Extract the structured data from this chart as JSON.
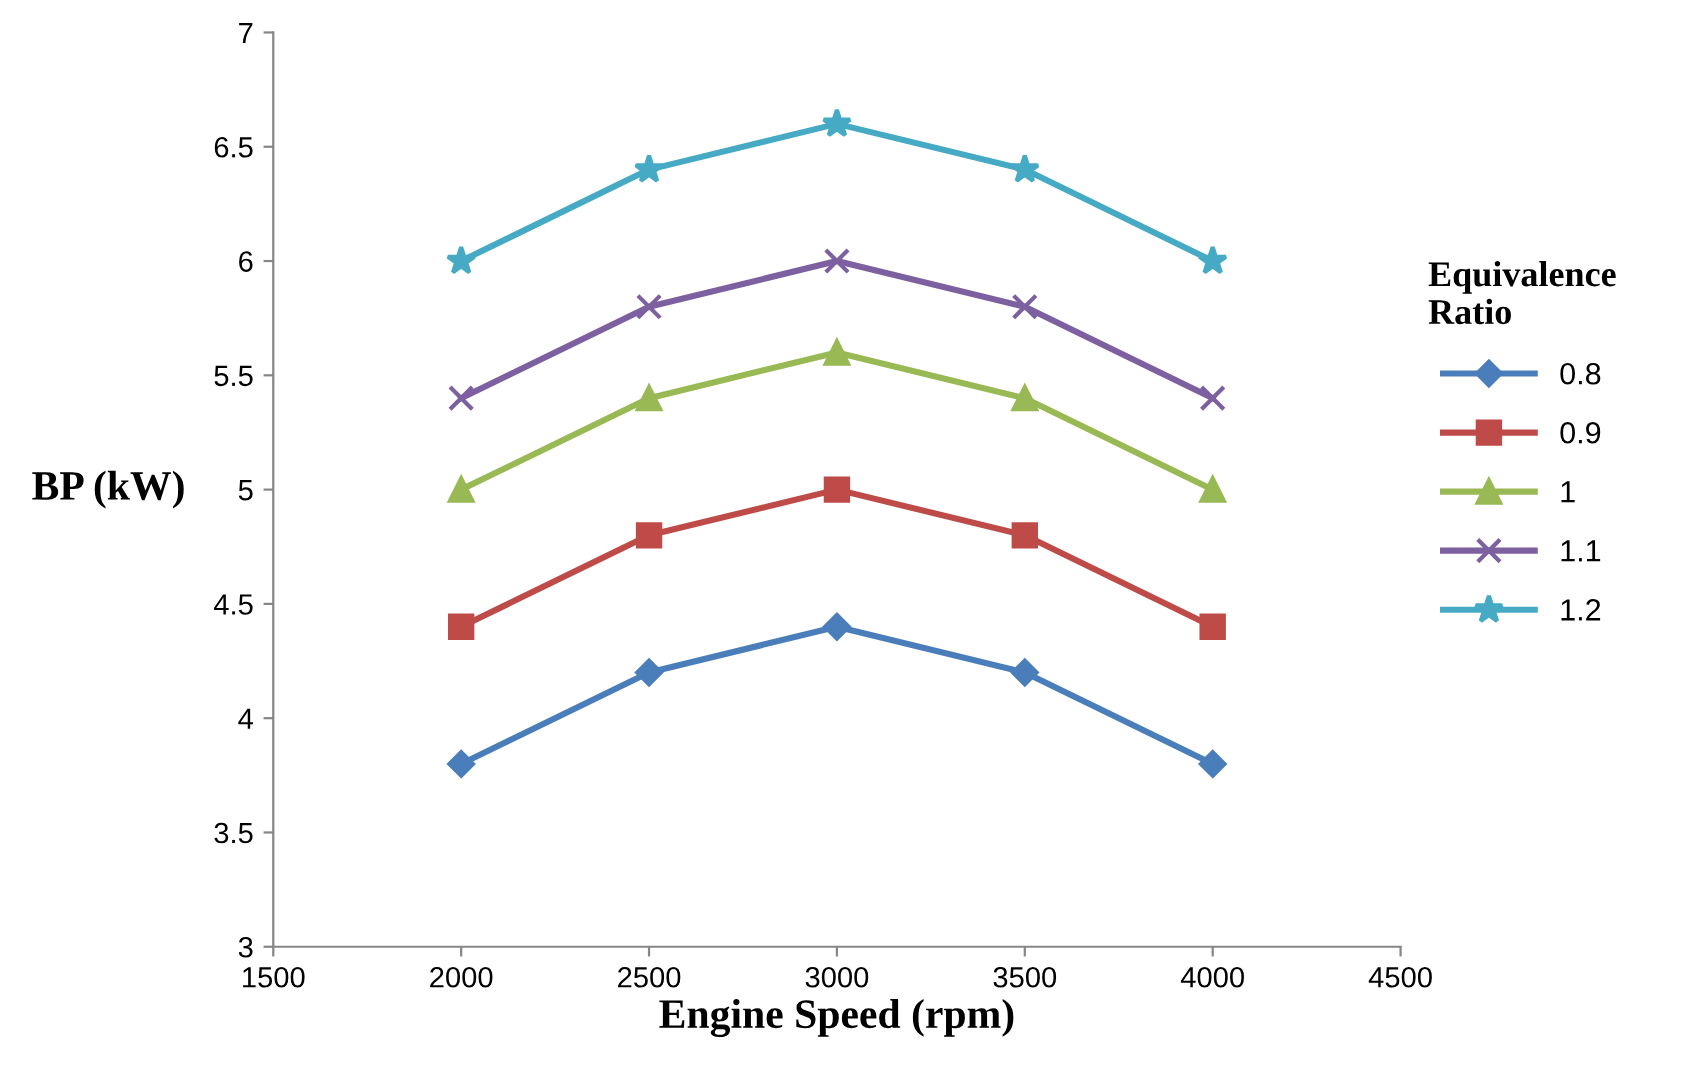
{
  "chart_data": {
    "type": "line",
    "xlabel": "Engine Speed (rpm)",
    "ylabel": "BP (kW)",
    "legend_title": "Equivalence Ratio",
    "legend": "right",
    "grid": false,
    "x": [
      2000,
      2500,
      3000,
      3500,
      4000
    ],
    "xlim": [
      1500,
      4500
    ],
    "xticks": [
      1500,
      2000,
      2500,
      3000,
      3500,
      4000,
      4500
    ],
    "ylim": [
      3,
      7
    ],
    "yticks": [
      3,
      3.5,
      4,
      4.5,
      5,
      5.5,
      6,
      6.5,
      7
    ],
    "series": [
      {
        "name": "0.8",
        "color": "#4a7ebb",
        "marker": "diamond",
        "values": [
          3.8,
          4.2,
          4.4,
          4.2,
          3.8
        ]
      },
      {
        "name": "0.9",
        "color": "#be4b48",
        "marker": "square",
        "values": [
          4.4,
          4.8,
          5.0,
          4.8,
          4.4
        ]
      },
      {
        "name": "1",
        "color": "#98b954",
        "marker": "triangle",
        "values": [
          5.0,
          5.4,
          5.6,
          5.4,
          5.0
        ]
      },
      {
        "name": "1.1",
        "color": "#7d60a0",
        "marker": "cross",
        "values": [
          5.4,
          5.8,
          6.0,
          5.8,
          5.4
        ]
      },
      {
        "name": "1.2",
        "color": "#46aac5",
        "marker": "star",
        "values": [
          6.0,
          6.4,
          6.6,
          6.4,
          6.0
        ]
      }
    ]
  }
}
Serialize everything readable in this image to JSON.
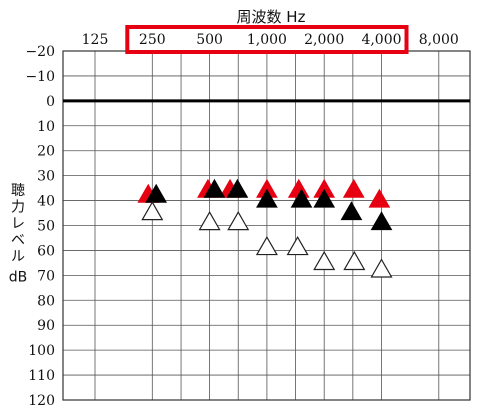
{
  "chart_data": {
    "type": "scatter",
    "title": "周波数 Hz",
    "xlabel": "周波数 Hz",
    "ylabel_chars": [
      "聴",
      "力",
      "レ",
      "ベ",
      "ル"
    ],
    "ylabel_unit": "dB",
    "x_scale": "log2",
    "x_ticks": [
      125,
      250,
      500,
      1000,
      2000,
      4000,
      8000
    ],
    "x_tick_labels": [
      "125",
      "250",
      "500",
      "1,000",
      "2,000",
      "4,000",
      "8,000"
    ],
    "x_extra_grid": [
      354,
      707,
      1414,
      2828
    ],
    "ylim": [
      -20,
      120
    ],
    "y_inverted": true,
    "y_ticks": [
      -20,
      -10,
      0,
      10,
      20,
      30,
      40,
      50,
      60,
      70,
      80,
      90,
      100,
      110,
      120
    ],
    "y_tick_labels": [
      "−20",
      "−10",
      "0",
      "10",
      "20",
      "30",
      "40",
      "50",
      "60",
      "70",
      "80",
      "90",
      "100",
      "110",
      "120"
    ],
    "grid": true,
    "reference_line": 0,
    "highlight_box": {
      "from": 250,
      "to": 4000,
      "color": "#e60012"
    },
    "series": [
      {
        "marker": "filled-triangle",
        "color": "#e60012",
        "points": [
          {
            "x": 238,
            "y": 38
          },
          {
            "x": 490,
            "y": 36
          },
          {
            "x": 640,
            "y": 36
          },
          {
            "x": 1000,
            "y": 36
          },
          {
            "x": 1470,
            "y": 36
          },
          {
            "x": 2000,
            "y": 36
          },
          {
            "x": 2860,
            "y": 36
          },
          {
            "x": 3900,
            "y": 40
          }
        ]
      },
      {
        "marker": "filled-triangle",
        "color": "#000000",
        "points": [
          {
            "x": 262,
            "y": 38
          },
          {
            "x": 530,
            "y": 36
          },
          {
            "x": 700,
            "y": 36
          },
          {
            "x": 1000,
            "y": 40
          },
          {
            "x": 1520,
            "y": 40
          },
          {
            "x": 2000,
            "y": 40
          },
          {
            "x": 2780,
            "y": 45
          },
          {
            "x": 4000,
            "y": 49
          }
        ]
      },
      {
        "marker": "hollow-triangle",
        "color": "#000000",
        "points": [
          {
            "x": 250,
            "y": 45
          },
          {
            "x": 500,
            "y": 49
          },
          {
            "x": 707,
            "y": 49
          },
          {
            "x": 1000,
            "y": 59
          },
          {
            "x": 1450,
            "y": 59
          },
          {
            "x": 2000,
            "y": 65
          },
          {
            "x": 2880,
            "y": 65
          },
          {
            "x": 4000,
            "y": 68
          }
        ]
      }
    ]
  }
}
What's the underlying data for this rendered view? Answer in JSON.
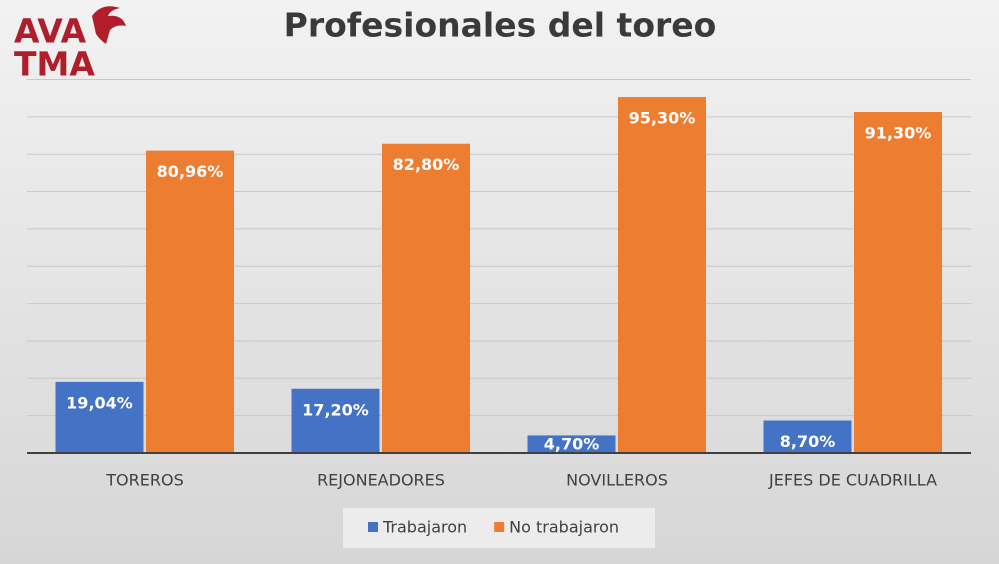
{
  "logo": {
    "line1": "AVA",
    "line2": "TMA"
  },
  "chart_data": {
    "type": "bar",
    "title": "Profesionales del toreo",
    "categories": [
      "TOREROS",
      "REJONEADORES",
      "NOVILLEROS",
      "JEFES DE CUADRILLA"
    ],
    "series": [
      {
        "name": "Trabajaron",
        "color": "#4472c4",
        "values": [
          19.04,
          17.2,
          4.7,
          8.7
        ],
        "value_labels": [
          "19,04%",
          "17,20%",
          "4,70%",
          "8,70%"
        ]
      },
      {
        "name": "No trabajaron",
        "color": "#ed7d31",
        "values": [
          80.96,
          82.8,
          95.3,
          91.3
        ],
        "value_labels": [
          "80,96%",
          "82,80%",
          "95,30%",
          "91,30%"
        ]
      }
    ],
    "ylim": [
      0,
      100
    ],
    "yticks": [
      0,
      10,
      20,
      30,
      40,
      50,
      60,
      70,
      80,
      90,
      100
    ],
    "grid": true,
    "legend": "bottom"
  }
}
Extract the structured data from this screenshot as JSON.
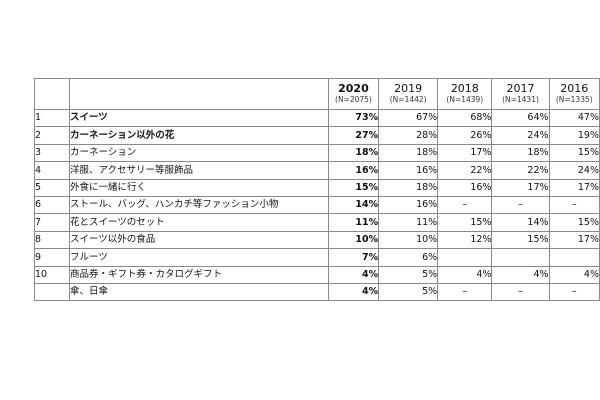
{
  "table": {
    "columns": [
      {
        "year": "2020",
        "n": "(N=2075)",
        "bold": true
      },
      {
        "year": "2019",
        "n": "(N=1442)",
        "bold": false
      },
      {
        "year": "2018",
        "n": "(N=1439)",
        "bold": false
      },
      {
        "year": "2017",
        "n": "(N=1431)",
        "bold": false
      },
      {
        "year": "2016",
        "n": "(N=1335)",
        "bold": false
      }
    ],
    "rows": [
      {
        "rank": "1",
        "item": "スイーツ",
        "bold": true,
        "values": [
          "73%",
          "67%",
          "68%",
          "64%",
          "47%"
        ]
      },
      {
        "rank": "2",
        "item": "カーネーション以外の花",
        "bold": true,
        "values": [
          "27%",
          "28%",
          "26%",
          "24%",
          "19%"
        ]
      },
      {
        "rank": "3",
        "item": "カーネーション",
        "bold": false,
        "values": [
          "18%",
          "18%",
          "17%",
          "18%",
          "15%"
        ]
      },
      {
        "rank": "4",
        "item": "洋服、アクセサリー等服飾品",
        "bold": false,
        "values": [
          "16%",
          "16%",
          "22%",
          "22%",
          "24%"
        ]
      },
      {
        "rank": "5",
        "item": "外食に一緒に行く",
        "bold": false,
        "values": [
          "15%",
          "18%",
          "16%",
          "17%",
          "17%"
        ]
      },
      {
        "rank": "6",
        "item": "ストール、バッグ、ハンカチ等ファッション小物",
        "bold": false,
        "values": [
          "14%",
          "16%",
          "–",
          "–",
          "–"
        ]
      },
      {
        "rank": "7",
        "item": "花とスイーツのセット",
        "bold": false,
        "values": [
          "11%",
          "11%",
          "15%",
          "14%",
          "15%"
        ]
      },
      {
        "rank": "8",
        "item": "スイーツ以外の食品",
        "bold": false,
        "values": [
          "10%",
          "10%",
          "12%",
          "15%",
          "17%"
        ]
      },
      {
        "rank": "9",
        "item": "フルーツ",
        "bold": false,
        "values": [
          "7%",
          "6%",
          "",
          "",
          ""
        ]
      },
      {
        "rank": "10",
        "item": "商品券・ギフト券・カタログギフト",
        "bold": false,
        "values": [
          "4%",
          "5%",
          "4%",
          "4%",
          "4%"
        ]
      },
      {
        "rank": "",
        "item": "傘、日傘",
        "bold": false,
        "values": [
          "4%",
          "5%",
          "–",
          "–",
          "–"
        ]
      }
    ]
  }
}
________________
WORK TO COMPLETE:
Show each line of the data that contains the string "marker".

TASK RESPONSE:
        "marker": "diamond",
        "marker": "square",
        "marker": "triangle",
        "marker": "cross",
        "marker": "star",
        "marker": "filled-triangle",
        "marker": "filled-triangle",
        "marker": "hollow-triangle",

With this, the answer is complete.